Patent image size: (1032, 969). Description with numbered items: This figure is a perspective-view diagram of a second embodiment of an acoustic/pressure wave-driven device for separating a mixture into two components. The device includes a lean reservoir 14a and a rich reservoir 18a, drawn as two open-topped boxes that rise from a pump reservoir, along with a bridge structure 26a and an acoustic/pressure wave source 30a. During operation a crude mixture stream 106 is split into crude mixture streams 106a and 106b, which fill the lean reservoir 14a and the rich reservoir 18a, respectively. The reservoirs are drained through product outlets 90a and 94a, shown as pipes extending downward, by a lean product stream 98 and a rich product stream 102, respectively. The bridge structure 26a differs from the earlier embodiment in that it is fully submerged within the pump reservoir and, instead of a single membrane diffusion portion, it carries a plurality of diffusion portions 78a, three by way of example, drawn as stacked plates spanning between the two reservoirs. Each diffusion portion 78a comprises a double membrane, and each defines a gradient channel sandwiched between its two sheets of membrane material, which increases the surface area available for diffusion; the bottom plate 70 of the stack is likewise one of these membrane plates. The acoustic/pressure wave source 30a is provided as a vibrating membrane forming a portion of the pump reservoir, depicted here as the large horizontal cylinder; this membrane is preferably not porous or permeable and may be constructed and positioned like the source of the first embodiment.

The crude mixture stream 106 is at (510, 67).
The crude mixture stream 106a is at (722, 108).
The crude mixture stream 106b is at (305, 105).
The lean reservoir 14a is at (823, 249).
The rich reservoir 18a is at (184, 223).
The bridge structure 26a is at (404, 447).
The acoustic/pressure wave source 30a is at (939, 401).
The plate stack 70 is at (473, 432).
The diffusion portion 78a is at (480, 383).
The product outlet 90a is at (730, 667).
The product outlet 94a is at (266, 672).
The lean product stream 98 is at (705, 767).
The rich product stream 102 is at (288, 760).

....

_Exercise aim_.
Reproduce all of the records above word for word.

_The answer_.
Patent image size: (1032, 969). Description with numbered items: This figure is a perspective-view diagram of a second embodiment of an acoustic/pressure wave-driven device for separating a mixture into two components. The device includes a lean reservoir 14a and a rich reservoir 18a, drawn as two open-topped boxes that rise from a pump reservoir, along with a bridge structure 26a and an acoustic/pressure wave source 30a. During operation a crude mixture stream 106 is split into crude mixture streams 106a and 106b, which fill the lean reservoir 14a and the rich reservoir 18a, respectively. The reservoirs are drained through product outlets 90a and 94a, shown as pipes extending downward, by a lean product stream 98 and a rich product stream 102, respectively. The bridge structure 26a differs from the earlier embodiment in that it is fully submerged within the pump reservoir and, instead of a single membrane diffusion portion, it carries a plurality of diffusion portions 78a, three by way of example, drawn as stacked plates spanning between the two reservoirs. Each diffusion portion 78a comprises a double membrane, and each defines a gradient channel sandwiched between its two sheets of membrane material, which increases the surface area available for diffusion; the bottom plate 70 of the stack is likewise one of these membrane plates. The acoustic/pressure wave source 30a is provided as a vibrating membrane forming a portion of the pump reservoir, depicted here as the large horizontal cylinder; this membrane is preferably not porous or permeable and may be constructed and positioned like the source of the first embodiment.

The crude mixture stream 106 is at (510, 67).
The crude mixture stream 106a is at (722, 108).
The crude mixture stream 106b is at (305, 105).
The lean reservoir 14a is at (823, 249).
The rich reservoir 18a is at (184, 223).
The bridge structure 26a is at (404, 447).
The acoustic/pressure wave source 30a is at (939, 401).
The plate stack 70 is at (473, 432).
The diffusion portion 78a is at (480, 383).
The product outlet 90a is at (730, 667).
The product outlet 94a is at (266, 672).
The lean product stream 98 is at (705, 767).
The rich product stream 102 is at (288, 760).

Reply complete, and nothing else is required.